→ **TASK OBJECTIVE**
Below are the records. Reproduce the line that contains "Serialize everything readable" and every line after it to the end, exactly and alone.

(Dataset rows about figures)
┌──
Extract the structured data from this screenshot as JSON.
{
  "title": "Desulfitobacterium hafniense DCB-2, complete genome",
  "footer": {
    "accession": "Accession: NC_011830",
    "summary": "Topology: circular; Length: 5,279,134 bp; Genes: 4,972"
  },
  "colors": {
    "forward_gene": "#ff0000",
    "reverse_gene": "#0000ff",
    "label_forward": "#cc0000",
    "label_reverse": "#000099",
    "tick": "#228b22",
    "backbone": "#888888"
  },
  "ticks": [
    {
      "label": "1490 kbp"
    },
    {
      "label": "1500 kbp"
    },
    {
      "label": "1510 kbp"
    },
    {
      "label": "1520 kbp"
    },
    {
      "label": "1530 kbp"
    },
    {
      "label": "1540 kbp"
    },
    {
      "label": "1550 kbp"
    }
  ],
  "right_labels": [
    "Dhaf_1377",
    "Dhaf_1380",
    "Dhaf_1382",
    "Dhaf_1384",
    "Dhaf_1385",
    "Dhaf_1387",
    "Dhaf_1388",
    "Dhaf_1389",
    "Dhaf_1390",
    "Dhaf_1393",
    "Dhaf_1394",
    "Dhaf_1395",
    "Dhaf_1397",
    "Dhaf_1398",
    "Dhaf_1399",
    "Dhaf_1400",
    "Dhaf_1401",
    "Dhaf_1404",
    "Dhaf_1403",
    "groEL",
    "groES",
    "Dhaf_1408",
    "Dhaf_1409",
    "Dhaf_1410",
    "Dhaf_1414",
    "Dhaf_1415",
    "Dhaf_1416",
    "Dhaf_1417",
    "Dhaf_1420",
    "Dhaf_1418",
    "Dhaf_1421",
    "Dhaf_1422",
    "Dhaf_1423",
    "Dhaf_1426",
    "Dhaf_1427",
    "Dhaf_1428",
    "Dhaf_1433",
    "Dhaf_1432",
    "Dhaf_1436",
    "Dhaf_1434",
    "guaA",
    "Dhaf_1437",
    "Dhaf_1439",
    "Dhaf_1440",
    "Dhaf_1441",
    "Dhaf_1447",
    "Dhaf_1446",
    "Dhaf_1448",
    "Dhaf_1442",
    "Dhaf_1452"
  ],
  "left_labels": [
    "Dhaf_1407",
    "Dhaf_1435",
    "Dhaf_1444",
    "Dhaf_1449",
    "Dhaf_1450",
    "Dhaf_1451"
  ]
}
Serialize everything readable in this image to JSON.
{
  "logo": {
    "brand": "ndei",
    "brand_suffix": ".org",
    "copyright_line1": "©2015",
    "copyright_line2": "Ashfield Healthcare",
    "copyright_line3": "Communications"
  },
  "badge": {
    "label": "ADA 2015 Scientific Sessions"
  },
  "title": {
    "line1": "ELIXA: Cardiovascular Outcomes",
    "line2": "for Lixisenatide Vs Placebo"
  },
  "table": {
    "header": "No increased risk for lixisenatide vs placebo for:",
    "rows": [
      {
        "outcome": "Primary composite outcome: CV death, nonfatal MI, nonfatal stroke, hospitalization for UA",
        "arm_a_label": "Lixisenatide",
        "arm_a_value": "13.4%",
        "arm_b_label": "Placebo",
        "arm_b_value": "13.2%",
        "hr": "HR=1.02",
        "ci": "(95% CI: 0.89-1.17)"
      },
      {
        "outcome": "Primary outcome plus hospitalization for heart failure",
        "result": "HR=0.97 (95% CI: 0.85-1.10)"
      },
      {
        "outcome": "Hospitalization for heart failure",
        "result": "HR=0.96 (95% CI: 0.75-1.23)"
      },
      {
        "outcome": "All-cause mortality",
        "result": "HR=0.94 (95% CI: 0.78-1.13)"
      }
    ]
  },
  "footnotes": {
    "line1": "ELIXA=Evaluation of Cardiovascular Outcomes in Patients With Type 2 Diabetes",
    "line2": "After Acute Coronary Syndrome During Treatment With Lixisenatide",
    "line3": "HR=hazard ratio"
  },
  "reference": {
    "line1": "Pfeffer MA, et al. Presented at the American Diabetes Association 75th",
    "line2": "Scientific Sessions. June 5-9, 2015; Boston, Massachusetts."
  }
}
└──
→ **SOLUTION**
Serialize everything readable in this image to JSON.
{
  "logo": {
    "brand": "ndei",
    "brand_suffix": ".org",
    "copyright_line1": "©2015",
    "copyright_line2": "Ashfield Healthcare",
    "copyright_line3": "Communications"
  },
  "badge": {
    "label": "ADA 2015 Scientific Sessions"
  },
  "title": {
    "line1": "ELIXA: Cardiovascular Outcomes",
    "line2": "for Lixisenatide Vs Placebo"
  },
  "table": {
    "header": "No increased risk for lixisenatide vs placebo for:",
    "rows": [
      {
        "outcome": "Primary composite outcome: CV death, nonfatal MI, nonfatal stroke, hospitalization for UA",
        "arm_a_label": "Lixisenatide",
        "arm_a_value": "13.4%",
        "arm_b_label": "Placebo",
        "arm_b_value": "13.2%",
        "hr": "HR=1.02",
        "ci": "(95% CI: 0.89-1.17)"
      },
      {
        "outcome": "Primary outcome plus hospitalization for heart failure",
        "result": "HR=0.97 (95% CI: 0.85-1.10)"
      },
      {
        "outcome": "Hospitalization for heart failure",
        "result": "HR=0.96 (95% CI: 0.75-1.23)"
      },
      {
        "outcome": "All-cause mortality",
        "result": "HR=0.94 (95% CI: 0.78-1.13)"
      }
    ]
  },
  "footnotes": {
    "line1": "ELIXA=Evaluation of Cardiovascular Outcomes in Patients With Type 2 Diabetes",
    "line2": "After Acute Coronary Syndrome During Treatment With Lixisenatide",
    "line3": "HR=hazard ratio"
  },
  "reference": {
    "line1": "Pfeffer MA, et al. Presented at the American Diabetes Association 75th",
    "line2": "Scientific Sessions. June 5-9, 2015; Boston, Massachusetts."
  }
}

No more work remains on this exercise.